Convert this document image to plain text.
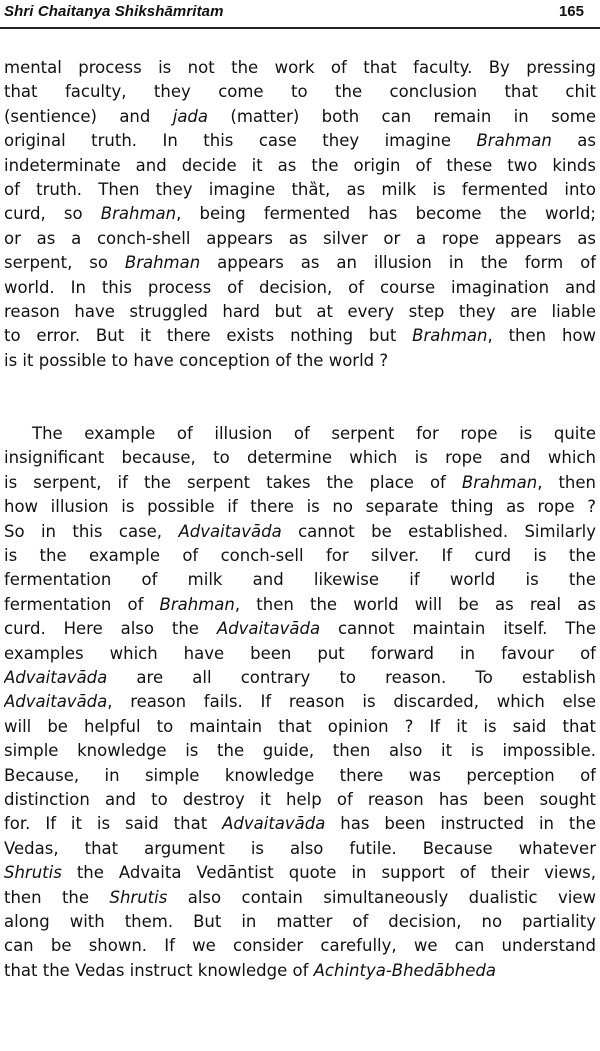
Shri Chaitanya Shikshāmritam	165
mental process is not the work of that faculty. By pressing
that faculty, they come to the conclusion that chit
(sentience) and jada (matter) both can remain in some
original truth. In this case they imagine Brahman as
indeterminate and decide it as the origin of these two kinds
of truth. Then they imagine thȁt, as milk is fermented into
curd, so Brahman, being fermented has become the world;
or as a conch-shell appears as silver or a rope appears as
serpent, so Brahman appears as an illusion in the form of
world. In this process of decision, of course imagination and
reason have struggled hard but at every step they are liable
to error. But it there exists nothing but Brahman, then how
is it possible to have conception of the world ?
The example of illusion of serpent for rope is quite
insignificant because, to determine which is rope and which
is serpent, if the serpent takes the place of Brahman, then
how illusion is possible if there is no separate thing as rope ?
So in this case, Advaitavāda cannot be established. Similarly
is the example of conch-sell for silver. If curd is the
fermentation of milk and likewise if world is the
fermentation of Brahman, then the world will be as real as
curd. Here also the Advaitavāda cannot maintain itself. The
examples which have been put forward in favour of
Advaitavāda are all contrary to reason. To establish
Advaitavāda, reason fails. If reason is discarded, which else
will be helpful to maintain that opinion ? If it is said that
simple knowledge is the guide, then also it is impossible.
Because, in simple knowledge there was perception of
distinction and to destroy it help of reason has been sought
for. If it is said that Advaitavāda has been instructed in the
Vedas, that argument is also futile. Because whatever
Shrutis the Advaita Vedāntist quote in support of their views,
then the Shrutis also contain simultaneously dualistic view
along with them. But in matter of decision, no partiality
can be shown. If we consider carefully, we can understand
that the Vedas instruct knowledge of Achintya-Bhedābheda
+-------+
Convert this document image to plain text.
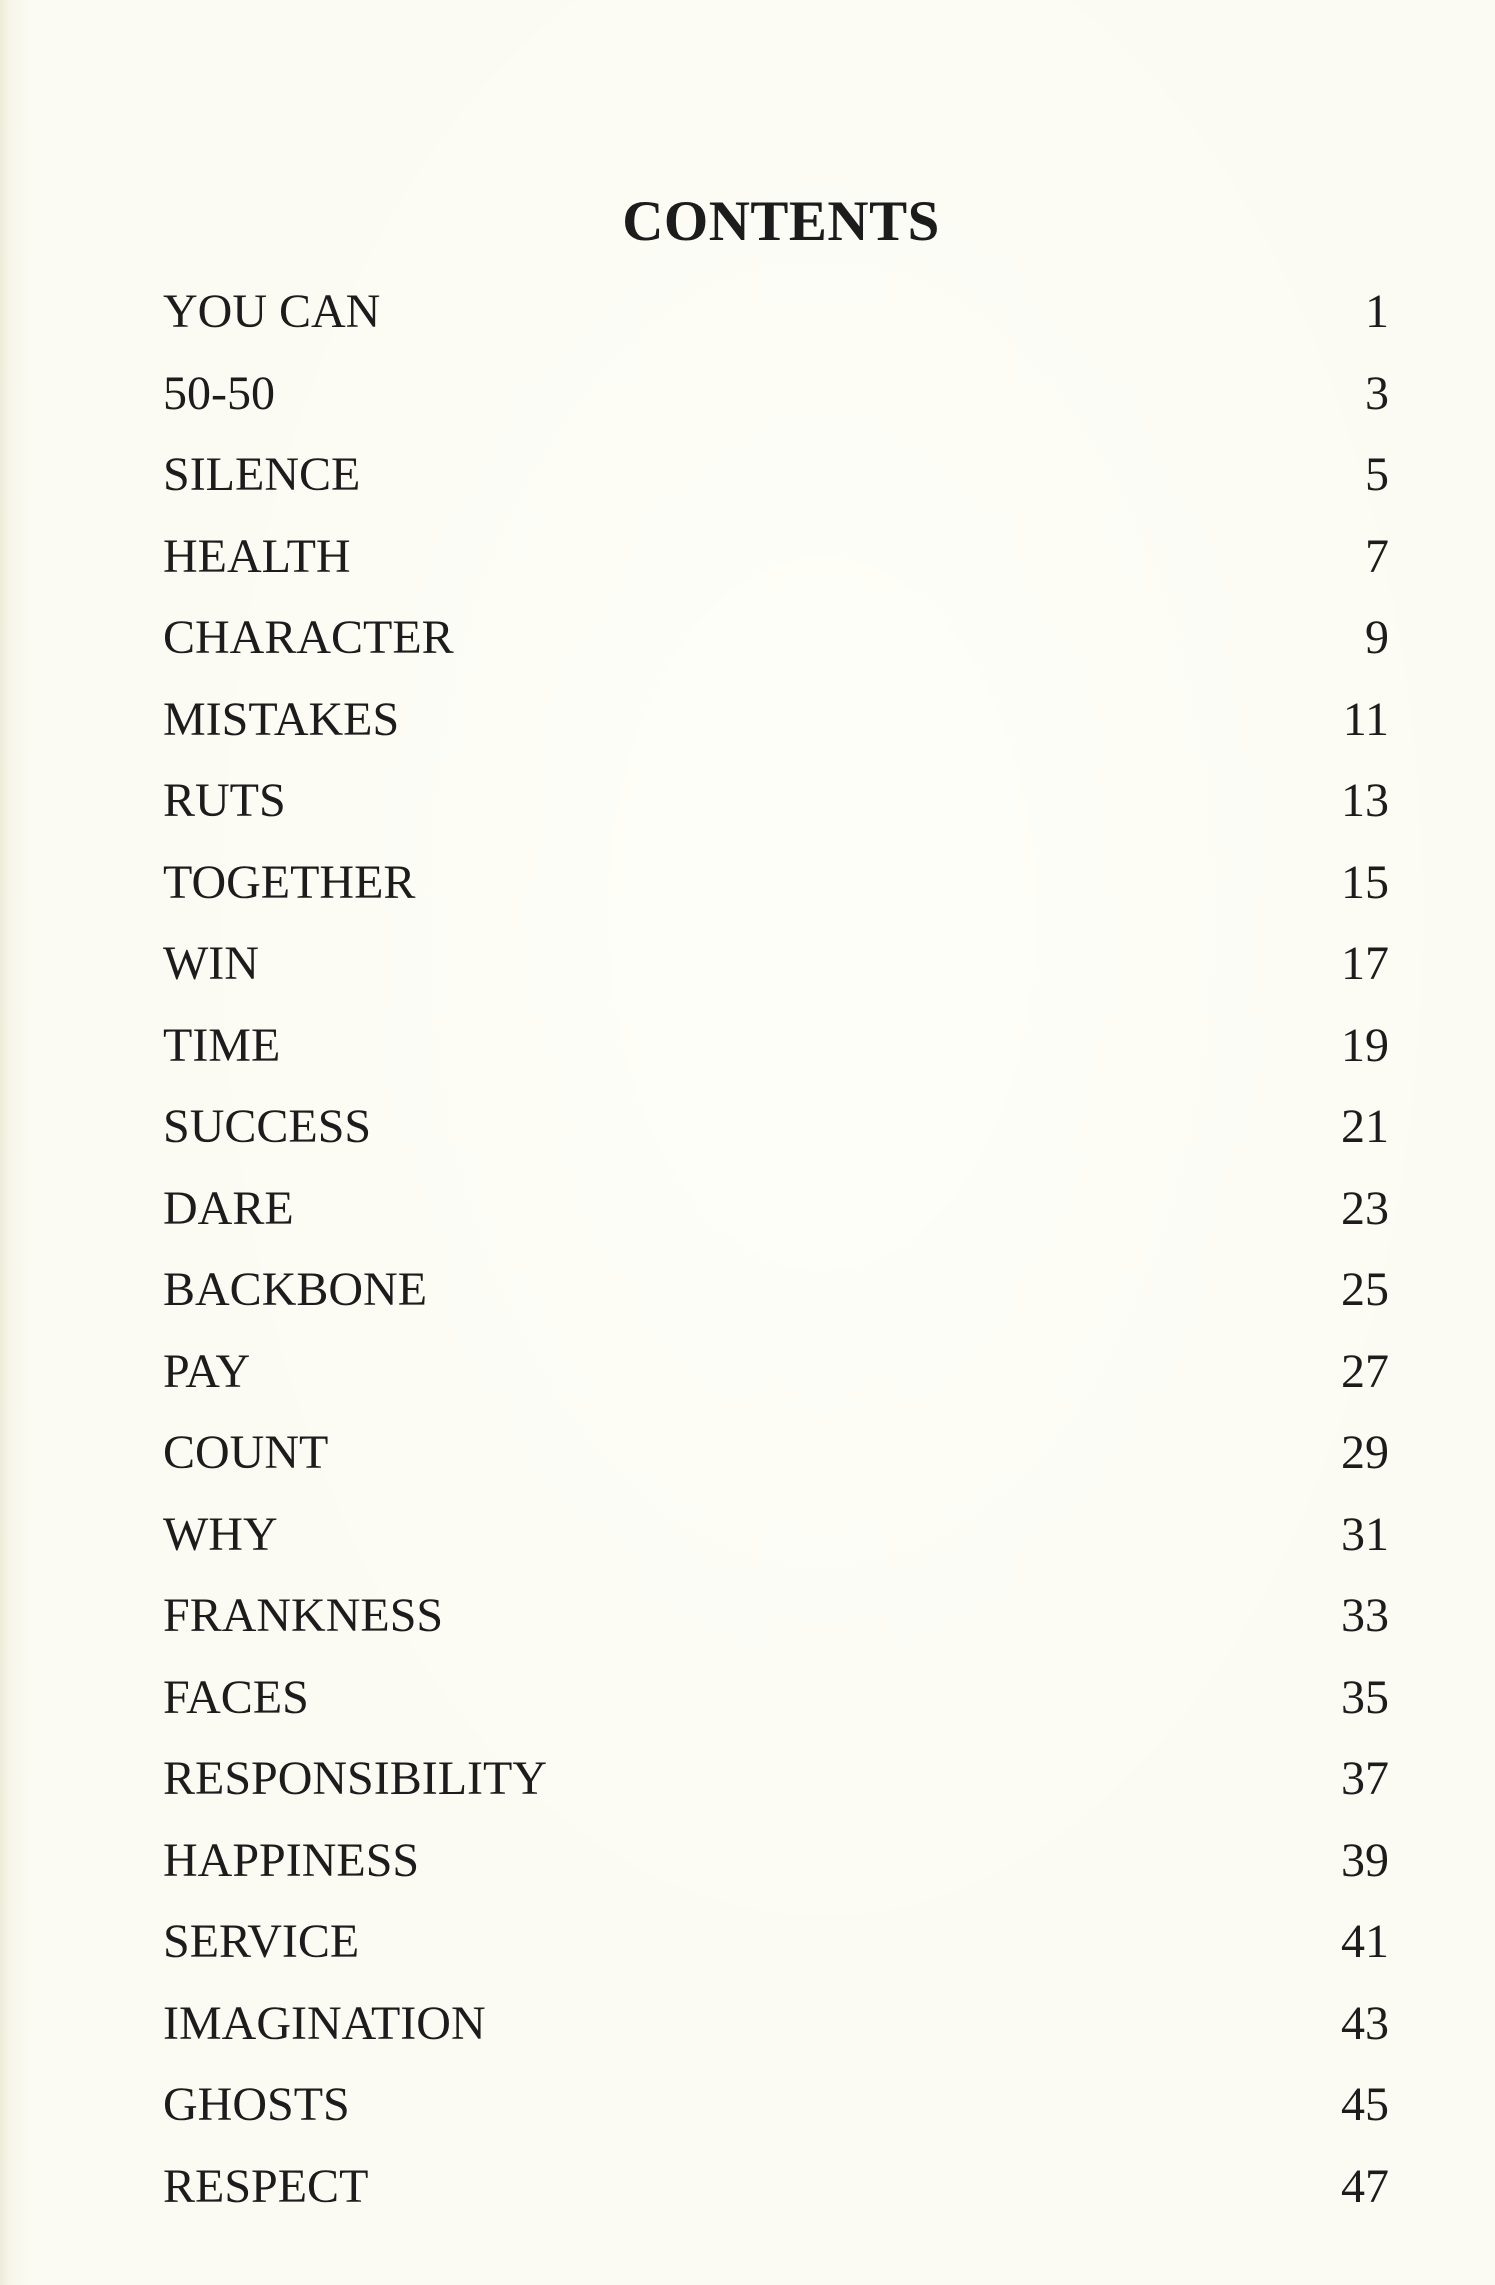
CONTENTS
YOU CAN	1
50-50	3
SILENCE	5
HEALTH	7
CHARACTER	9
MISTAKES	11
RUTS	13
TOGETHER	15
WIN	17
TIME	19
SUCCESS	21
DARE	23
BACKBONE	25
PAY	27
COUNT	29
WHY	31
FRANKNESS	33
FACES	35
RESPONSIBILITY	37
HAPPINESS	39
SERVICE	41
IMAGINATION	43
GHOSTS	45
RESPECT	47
+-------+
What you should do >> Copy all lines from the material that contain "Shrutis".

The result >>
Shrutis the Advaita Vedāntist quote in support of their views,
then the Shrutis also contain simultaneously dualistic view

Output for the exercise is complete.